ESERCIZIO: Aggiorni le voci riportate di seguito, dall'inizio fino alla riga che contiene "conversation-list-item[interactable]: ? Call" inclusa, sostituendo "sidebar-divider" con "sidebar-separator" e lasciando invariato tutto il resto.

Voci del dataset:
┌────────
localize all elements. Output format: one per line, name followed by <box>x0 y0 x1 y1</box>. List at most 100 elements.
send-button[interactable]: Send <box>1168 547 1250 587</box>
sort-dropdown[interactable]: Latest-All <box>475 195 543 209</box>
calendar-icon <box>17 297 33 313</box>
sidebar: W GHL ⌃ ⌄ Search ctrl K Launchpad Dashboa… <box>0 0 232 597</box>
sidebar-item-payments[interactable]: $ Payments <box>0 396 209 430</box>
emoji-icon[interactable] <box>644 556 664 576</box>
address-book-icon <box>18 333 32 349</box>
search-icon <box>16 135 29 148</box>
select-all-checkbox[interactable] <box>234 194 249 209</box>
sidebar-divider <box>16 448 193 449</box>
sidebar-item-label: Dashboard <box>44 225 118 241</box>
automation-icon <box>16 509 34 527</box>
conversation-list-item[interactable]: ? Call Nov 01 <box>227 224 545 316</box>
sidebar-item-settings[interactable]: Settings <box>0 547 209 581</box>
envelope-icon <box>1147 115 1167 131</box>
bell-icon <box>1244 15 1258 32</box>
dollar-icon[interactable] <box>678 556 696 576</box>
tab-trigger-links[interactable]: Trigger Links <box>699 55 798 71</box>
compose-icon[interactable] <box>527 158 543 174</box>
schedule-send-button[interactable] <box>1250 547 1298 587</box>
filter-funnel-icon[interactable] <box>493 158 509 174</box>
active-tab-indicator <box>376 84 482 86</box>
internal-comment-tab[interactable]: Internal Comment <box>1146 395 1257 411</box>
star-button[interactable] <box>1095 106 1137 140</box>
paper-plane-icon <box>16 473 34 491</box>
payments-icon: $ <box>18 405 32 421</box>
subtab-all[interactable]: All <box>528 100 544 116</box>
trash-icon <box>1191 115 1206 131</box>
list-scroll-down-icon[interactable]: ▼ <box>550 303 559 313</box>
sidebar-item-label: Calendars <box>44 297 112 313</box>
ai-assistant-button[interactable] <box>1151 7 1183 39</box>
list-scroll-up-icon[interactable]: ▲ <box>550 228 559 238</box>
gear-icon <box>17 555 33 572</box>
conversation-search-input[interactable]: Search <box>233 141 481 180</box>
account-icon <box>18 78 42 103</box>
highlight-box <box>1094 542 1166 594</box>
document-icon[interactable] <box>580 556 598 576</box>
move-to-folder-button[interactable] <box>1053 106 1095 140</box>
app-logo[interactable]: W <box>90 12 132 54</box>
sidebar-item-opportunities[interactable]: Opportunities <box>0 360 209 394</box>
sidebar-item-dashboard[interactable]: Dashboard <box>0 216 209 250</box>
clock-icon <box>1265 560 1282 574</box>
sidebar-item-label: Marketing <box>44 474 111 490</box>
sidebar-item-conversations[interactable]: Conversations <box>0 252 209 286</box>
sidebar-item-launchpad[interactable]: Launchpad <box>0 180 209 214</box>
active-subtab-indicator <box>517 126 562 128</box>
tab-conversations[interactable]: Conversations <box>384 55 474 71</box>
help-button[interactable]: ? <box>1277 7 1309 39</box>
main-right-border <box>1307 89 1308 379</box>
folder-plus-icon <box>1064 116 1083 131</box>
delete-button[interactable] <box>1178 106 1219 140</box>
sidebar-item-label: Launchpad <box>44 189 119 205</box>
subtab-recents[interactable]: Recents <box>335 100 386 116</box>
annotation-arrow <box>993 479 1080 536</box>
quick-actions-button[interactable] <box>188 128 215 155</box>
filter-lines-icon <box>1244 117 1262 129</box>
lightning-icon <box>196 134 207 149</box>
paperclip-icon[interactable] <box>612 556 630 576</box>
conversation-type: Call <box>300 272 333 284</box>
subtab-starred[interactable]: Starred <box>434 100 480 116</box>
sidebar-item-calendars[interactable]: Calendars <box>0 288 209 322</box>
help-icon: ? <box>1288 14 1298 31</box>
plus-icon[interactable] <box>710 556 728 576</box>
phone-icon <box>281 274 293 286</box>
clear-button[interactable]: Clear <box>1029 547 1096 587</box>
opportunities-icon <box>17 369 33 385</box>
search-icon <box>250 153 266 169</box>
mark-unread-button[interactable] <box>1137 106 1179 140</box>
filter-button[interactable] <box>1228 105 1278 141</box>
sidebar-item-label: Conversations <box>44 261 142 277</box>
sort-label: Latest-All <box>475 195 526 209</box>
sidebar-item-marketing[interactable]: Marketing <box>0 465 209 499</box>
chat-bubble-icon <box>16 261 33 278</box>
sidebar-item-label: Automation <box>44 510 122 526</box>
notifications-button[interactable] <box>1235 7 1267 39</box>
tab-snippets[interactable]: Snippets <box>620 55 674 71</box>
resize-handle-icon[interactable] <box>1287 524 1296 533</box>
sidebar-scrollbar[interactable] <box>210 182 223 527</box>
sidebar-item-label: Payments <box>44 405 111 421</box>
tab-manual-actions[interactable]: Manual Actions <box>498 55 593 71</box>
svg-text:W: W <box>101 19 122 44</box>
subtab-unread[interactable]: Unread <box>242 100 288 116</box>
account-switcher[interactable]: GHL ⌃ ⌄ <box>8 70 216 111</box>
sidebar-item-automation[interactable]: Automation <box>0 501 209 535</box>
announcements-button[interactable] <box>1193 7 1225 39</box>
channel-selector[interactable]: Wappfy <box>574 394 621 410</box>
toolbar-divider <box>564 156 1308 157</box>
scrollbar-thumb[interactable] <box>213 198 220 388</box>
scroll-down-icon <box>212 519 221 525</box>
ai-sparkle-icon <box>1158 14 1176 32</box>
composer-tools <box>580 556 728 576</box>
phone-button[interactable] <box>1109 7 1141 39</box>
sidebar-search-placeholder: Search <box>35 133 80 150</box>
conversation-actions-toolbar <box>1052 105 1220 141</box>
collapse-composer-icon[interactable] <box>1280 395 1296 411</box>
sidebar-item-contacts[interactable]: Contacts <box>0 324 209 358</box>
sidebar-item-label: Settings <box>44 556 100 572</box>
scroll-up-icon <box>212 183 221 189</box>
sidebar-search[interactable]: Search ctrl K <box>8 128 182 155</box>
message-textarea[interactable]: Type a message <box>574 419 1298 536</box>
└────────
RISPOSTA SCRITTA:
localize all elements. Output format: one per line, name followed by <box>x0 y0 x1 y1</box>. List at most 100 elements.
send-button[interactable]: Send <box>1168 547 1250 587</box>
sort-dropdown[interactable]: Latest-All <box>475 195 543 209</box>
calendar-icon <box>17 297 33 313</box>
sidebar: W GHL ⌃ ⌄ Search ctrl K Launchpad Dashboa… <box>0 0 232 597</box>
sidebar-item-payments[interactable]: $ Payments <box>0 396 209 430</box>
emoji-icon[interactable] <box>644 556 664 576</box>
address-book-icon <box>18 333 32 349</box>
search-icon <box>16 135 29 148</box>
select-all-checkbox[interactable] <box>234 194 249 209</box>
sidebar-separator <box>16 448 193 449</box>
sidebar-item-label: Dashboard <box>44 225 118 241</box>
automation-icon <box>16 509 34 527</box>
conversation-list-item[interactable]: ? Call Nov 01 <box>227 224 545 316</box>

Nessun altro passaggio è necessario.